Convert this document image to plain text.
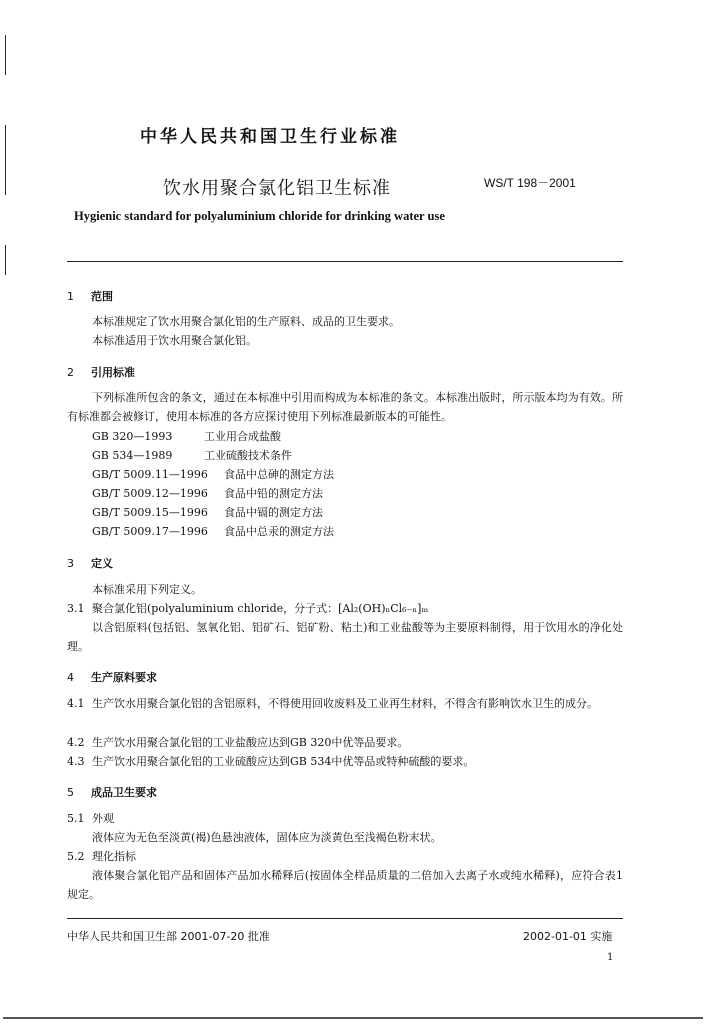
中华人民共和国卫生行业标准
饮水用聚合氯化铝卫生标准	WS/T 198－2001
Hygienic standard for polyaluminium chloride for drinking water use
1 范围
本标准规定了饮水用聚合氯化铝的生产原料、成品的卫生要求。
本标准适用于饮水用聚合氯化铝。
2 引用标准
下列标准所包含的条文，通过在本标准中引用而构成为本标准的条文。本标准出版时，所示版本均为有效。所有标准都会被修订，使用本标准的各方应探讨使用下列标准最新版本的可能性。
GB 320—1993	工业用合成盐酸
GB 534—1989	工业硫酸技术条件
GB/T 5009.11—1996 食品中总砷的测定方法
GB/T 5009.12—1996 食品中铅的测定方法
GB/T 5009.15—1996 食品中镉的测定方法
GB/T 5009.17—1996 食品中总汞的测定方法
3 定义
本标准采用下列定义。
3.1 聚合氯化铝(polyaluminium chloride，分子式：[Al₂(OH)ₙCl₆₋ₙ]ₘ
以含铝原料(包括铝、氢氧化铝、铝矿石、铝矿粉、粘土)和工业盐酸等为主要原料制得，用于饮用水的净化处理。
4 生产原料要求
4.1 生产饮水用聚合氯化铝的含铝原料，不得使用回收废料及工业再生材料，不得含有影响饮水卫生的成分。
4.2 生产饮水用聚合氯化铝的工业盐酸应达到GB 320中优等品要求。
4.3 生产饮水用聚合氯化铝的工业硫酸应达到GB 534中优等品或特种硫酸的要求。
5 成品卫生要求
5.1 外观
液体应为无色至淡黄(褐)色悬浊液体，固体应为淡黄色至浅褐色粉末状。
5.2 理化指标
液体聚合氯化铝产品和固体产品加水稀释后(按固体全样品质量的二倍加入去离子水或纯水稀释)，应符合表1规定。
中华人民共和国卫生部 2001-07-20 批准	2002-01-01 实施
1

### DIRECTIONS FOR THIS TASK
From the entries, report each line that includes the word "polyaluminium".

### EXERCISE OUTPUT
Hygienic standard for polyaluminium chloride for drinking water use
3.1 聚合氯化铝(polyaluminium chloride，分子式：[Al₂(OH)ₙCl₆₋ₙ]ₘ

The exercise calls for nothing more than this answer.